BEGIN Data listing

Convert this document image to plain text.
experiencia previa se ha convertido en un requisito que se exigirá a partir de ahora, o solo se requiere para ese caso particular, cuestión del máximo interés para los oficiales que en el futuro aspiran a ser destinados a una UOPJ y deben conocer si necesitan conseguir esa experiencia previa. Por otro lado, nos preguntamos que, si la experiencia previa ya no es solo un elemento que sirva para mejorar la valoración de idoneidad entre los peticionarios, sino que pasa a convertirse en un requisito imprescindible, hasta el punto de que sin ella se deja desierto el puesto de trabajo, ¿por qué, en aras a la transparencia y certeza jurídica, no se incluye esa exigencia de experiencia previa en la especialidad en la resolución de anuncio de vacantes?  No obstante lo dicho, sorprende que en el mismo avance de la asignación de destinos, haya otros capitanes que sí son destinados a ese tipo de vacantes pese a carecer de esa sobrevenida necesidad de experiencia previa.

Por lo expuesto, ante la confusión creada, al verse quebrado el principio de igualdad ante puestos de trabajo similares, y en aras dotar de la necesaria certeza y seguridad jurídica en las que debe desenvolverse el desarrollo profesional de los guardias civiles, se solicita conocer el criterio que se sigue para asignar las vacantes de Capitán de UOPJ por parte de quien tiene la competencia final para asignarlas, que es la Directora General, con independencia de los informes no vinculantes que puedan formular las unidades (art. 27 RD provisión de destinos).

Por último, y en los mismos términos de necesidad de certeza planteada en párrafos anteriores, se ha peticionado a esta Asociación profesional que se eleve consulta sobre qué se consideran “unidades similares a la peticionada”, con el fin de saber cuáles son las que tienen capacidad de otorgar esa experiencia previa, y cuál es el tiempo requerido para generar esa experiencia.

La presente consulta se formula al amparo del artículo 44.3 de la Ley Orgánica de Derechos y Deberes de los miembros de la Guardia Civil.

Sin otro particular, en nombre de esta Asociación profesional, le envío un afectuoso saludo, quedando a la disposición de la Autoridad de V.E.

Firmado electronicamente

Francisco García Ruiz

END Data listing

▸ Written problem
Write the material out again in its entirety, exactly as shown.

▸ Exercise output
Convert this document image to plain text.
experiencia previa se ha convertido en un requisito que se exigirá a partir de ahora, o solo se requiere para ese caso particular, cuestión del máximo interés para los oficiales que en el futuro aspiran a ser destinados a una UOPJ y deben conocer si necesitan conseguir esa experiencia previa. Por otro lado, nos preguntamos que, si la experiencia previa ya no es solo un elemento que sirva para mejorar la valoración de idoneidad entre los peticionarios, sino que pasa a convertirse en un requisito imprescindible, hasta el punto de que sin ella se deja desierto el puesto de trabajo, ¿por qué, en aras a la transparencia y certeza jurídica, no se incluye esa exigencia de experiencia previa en la especialidad en la resolución de anuncio de vacantes?  No obstante lo dicho, sorprende que en el mismo avance de la asignación de destinos, haya otros capitanes que sí son destinados a ese tipo de vacantes pese a carecer de esa sobrevenida necesidad de experiencia previa.

Por lo expuesto, ante la confusión creada, al verse quebrado el principio de igualdad ante puestos de trabajo similares, y en aras dotar de la necesaria certeza y seguridad jurídica en las que debe desenvolverse el desarrollo profesional de los guardias civiles, se solicita conocer el criterio que se sigue para asignar las vacantes de Capitán de UOPJ por parte de quien tiene la competencia final para asignarlas, que es la Directora General, con independencia de los informes no vinculantes que puedan formular las unidades (art. 27 RD provisión de destinos).

Por último, y en los mismos términos de necesidad de certeza planteada en párrafos anteriores, se ha peticionado a esta Asociación profesional que se eleve consulta sobre qué se consideran “unidades similares a la peticionada”, con el fin de saber cuáles son las que tienen capacidad de otorgar esa experiencia previa, y cuál es el tiempo requerido para generar esa experiencia.

La presente consulta se formula al amparo del artículo 44.3 de la Ley Orgánica de Derechos y Deberes de los miembros de la Guardia Civil.

Sin otro particular, en nombre de esta Asociación profesional, le envío un afectuoso saludo, quedando a la disposición de la Autoridad de V.E.

Firmado electronicamente

Francisco García Ruiz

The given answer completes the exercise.